SUPPLIED RECORDS:
- - -

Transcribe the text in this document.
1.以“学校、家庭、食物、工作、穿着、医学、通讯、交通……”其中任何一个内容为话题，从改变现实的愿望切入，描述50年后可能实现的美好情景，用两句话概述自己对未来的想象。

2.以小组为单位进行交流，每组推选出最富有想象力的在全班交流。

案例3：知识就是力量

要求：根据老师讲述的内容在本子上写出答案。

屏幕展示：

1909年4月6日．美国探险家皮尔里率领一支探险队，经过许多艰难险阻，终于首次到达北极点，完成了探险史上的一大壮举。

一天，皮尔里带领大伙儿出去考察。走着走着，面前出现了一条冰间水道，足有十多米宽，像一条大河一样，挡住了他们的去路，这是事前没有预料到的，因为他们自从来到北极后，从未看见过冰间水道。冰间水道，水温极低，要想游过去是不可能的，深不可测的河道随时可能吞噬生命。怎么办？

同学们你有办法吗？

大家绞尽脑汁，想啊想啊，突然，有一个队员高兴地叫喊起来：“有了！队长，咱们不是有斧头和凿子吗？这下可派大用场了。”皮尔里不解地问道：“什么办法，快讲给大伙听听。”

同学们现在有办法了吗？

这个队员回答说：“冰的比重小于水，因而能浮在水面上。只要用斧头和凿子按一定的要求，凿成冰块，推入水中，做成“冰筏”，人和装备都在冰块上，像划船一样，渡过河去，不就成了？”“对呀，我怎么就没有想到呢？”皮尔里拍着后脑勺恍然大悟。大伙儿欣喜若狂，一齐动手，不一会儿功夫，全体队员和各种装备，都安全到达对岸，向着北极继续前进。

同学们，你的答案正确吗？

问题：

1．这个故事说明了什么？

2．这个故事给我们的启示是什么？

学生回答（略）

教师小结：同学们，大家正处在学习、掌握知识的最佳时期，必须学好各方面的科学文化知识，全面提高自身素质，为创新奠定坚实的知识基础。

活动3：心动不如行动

- - -

WORK TO COMPLETE:
Each line of the material above must be retyped precisely.

PROBLEM SOLUTION:
Transcribe the text in this document.
1.以“学校、家庭、食物、工作、穿着、医学、通讯、交通……”其中任何一个内容为话题，从改变现实的愿望切入，描述50年后可能实现的美好情景，用两句话概述自己对未来的想象。

2.以小组为单位进行交流，每组推选出最富有想象力的在全班交流。

案例3：知识就是力量

要求：根据老师讲述的内容在本子上写出答案。

屏幕展示：

1909年4月6日．美国探险家皮尔里率领一支探险队，经过许多艰难险阻，终于首次到达北极点，完成了探险史上的一大壮举。

一天，皮尔里带领大伙儿出去考察。走着走着，面前出现了一条冰间水道，足有十多米宽，像一条大河一样，挡住了他们的去路，这是事前没有预料到的，因为他们自从来到北极后，从未看见过冰间水道。冰间水道，水温极低，要想游过去是不可能的，深不可测的河道随时可能吞噬生命。怎么办？

同学们你有办法吗？

大家绞尽脑汁，想啊想啊，突然，有一个队员高兴地叫喊起来：“有了！队长，咱们不是有斧头和凿子吗？这下可派大用场了。”皮尔里不解地问道：“什么办法，快讲给大伙听听。”

同学们现在有办法了吗？

这个队员回答说：“冰的比重小于水，因而能浮在水面上。只要用斧头和凿子按一定的要求，凿成冰块，推入水中，做成“冰筏”，人和装备都在冰块上，像划船一样，渡过河去，不就成了？”“对呀，我怎么就没有想到呢？”皮尔里拍着后脑勺恍然大悟。大伙儿欣喜若狂，一齐动手，不一会儿功夫，全体队员和各种装备，都安全到达对岸，向着北极继续前进。

同学们，你的答案正确吗？

问题：

1．这个故事说明了什么？

2．这个故事给我们的启示是什么？

学生回答（略）

教师小结：同学们，大家正处在学习、掌握知识的最佳时期，必须学好各方面的科学文化知识，全面提高自身素质，为创新奠定坚实的知识基础。

活动3：心动不如行动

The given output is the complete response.